**Goal of the exercise**
Tally each line where the word "Mongolia" occurs, then give only the total.

(Items listed in a dataset)
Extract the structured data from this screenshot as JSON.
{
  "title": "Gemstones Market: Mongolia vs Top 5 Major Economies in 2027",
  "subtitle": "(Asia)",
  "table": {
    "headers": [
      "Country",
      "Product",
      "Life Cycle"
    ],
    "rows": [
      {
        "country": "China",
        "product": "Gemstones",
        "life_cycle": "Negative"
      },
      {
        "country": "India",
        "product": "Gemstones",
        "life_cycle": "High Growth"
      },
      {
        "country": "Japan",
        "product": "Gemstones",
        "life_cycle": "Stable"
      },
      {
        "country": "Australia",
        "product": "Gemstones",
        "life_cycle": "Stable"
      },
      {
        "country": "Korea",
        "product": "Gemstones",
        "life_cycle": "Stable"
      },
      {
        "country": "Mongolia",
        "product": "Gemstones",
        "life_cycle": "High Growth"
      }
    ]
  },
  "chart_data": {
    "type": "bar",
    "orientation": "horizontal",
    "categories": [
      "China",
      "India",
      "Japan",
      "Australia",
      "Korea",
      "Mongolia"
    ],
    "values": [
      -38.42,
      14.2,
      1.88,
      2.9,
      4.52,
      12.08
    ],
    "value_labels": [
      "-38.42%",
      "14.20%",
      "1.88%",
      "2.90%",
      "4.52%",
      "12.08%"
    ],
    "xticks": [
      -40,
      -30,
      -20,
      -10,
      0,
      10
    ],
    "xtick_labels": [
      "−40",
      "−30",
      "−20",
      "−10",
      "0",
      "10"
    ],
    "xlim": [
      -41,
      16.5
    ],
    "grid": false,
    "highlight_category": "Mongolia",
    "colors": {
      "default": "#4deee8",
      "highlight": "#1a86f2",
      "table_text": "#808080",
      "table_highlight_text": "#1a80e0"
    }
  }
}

**Output for this exercise**
4